··· Records shown
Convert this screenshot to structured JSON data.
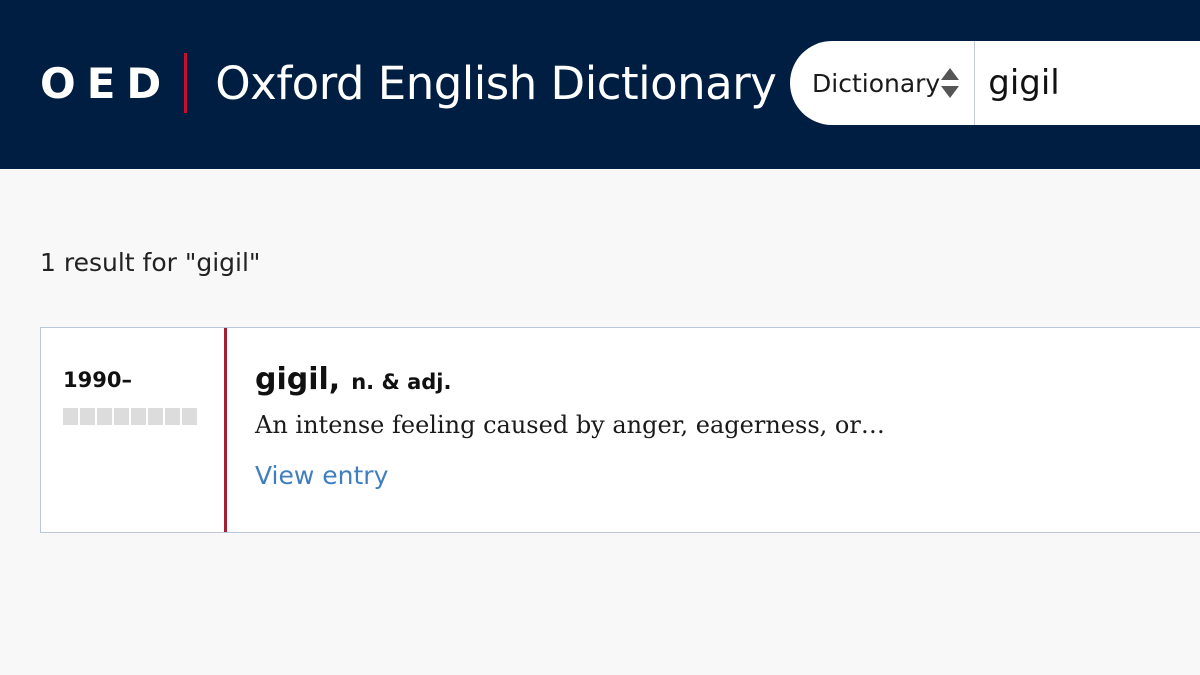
{
  "header": {
    "logo_abbr": "OED",
    "logo_name": "Oxford English Dictionary",
    "colors": {
      "background": "#001e41",
      "divider": "#c8102e"
    }
  },
  "search": {
    "type_selected": "Dictionary",
    "query": "gigil",
    "sort_icon": "sort-updown-icon"
  },
  "results": {
    "count_text": "1 result for \"gigil\"",
    "items": [
      {
        "date_range": "1990–",
        "frequency_level": 0,
        "headword": "gigil,",
        "part_of_speech": "n. & adj.",
        "definition": "An intense feeling caused by anger, eagerness, or…",
        "link_label": "View entry",
        "accent_color": "#a31f34",
        "link_color": "#3f7fbf"
      }
    ]
  }
}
······
Pictures in the records must not appear in the copy; transcribe everything else precisely.

__Written answer__
Convert this screenshot to structured JSON data.
{
  "header": {
    "logo_abbr": "OED",
    "logo_name": "Oxford English Dictionary",
    "colors": {
      "background": "#001e41",
      "divider": "#c8102e"
    }
  },
  "search": {
    "type_selected": "Dictionary",
    "query": "gigil",
    "sort_icon": "sort-updown-icon"
  },
  "results": {
    "count_text": "1 result for \"gigil\"",
    "items": [
      {
        "date_range": "1990–",
        "frequency_level": 0,
        "headword": "gigil,",
        "part_of_speech": "n. & adj.",
        "definition": "An intense feeling caused by anger, eagerness, or…",
        "link_label": "View entry",
        "accent_color": "#a31f34",
        "link_color": "#3f7fbf"
      }
    ]
  }
}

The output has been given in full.